[START]

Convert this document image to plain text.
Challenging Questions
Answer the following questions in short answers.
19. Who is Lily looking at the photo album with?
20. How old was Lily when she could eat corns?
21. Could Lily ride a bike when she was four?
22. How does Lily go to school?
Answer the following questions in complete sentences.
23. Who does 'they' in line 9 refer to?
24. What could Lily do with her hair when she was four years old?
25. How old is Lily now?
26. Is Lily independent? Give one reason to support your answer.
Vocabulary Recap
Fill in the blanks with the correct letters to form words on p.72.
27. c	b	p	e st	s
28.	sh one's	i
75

[END]

◆ **Exercise directions**
Check each line above for the string "four", then copy the ones that have it.

◆ **Written response**
21. Could Lily ride a bike when she was four?
24. What could Lily do with her hair when she was four years old?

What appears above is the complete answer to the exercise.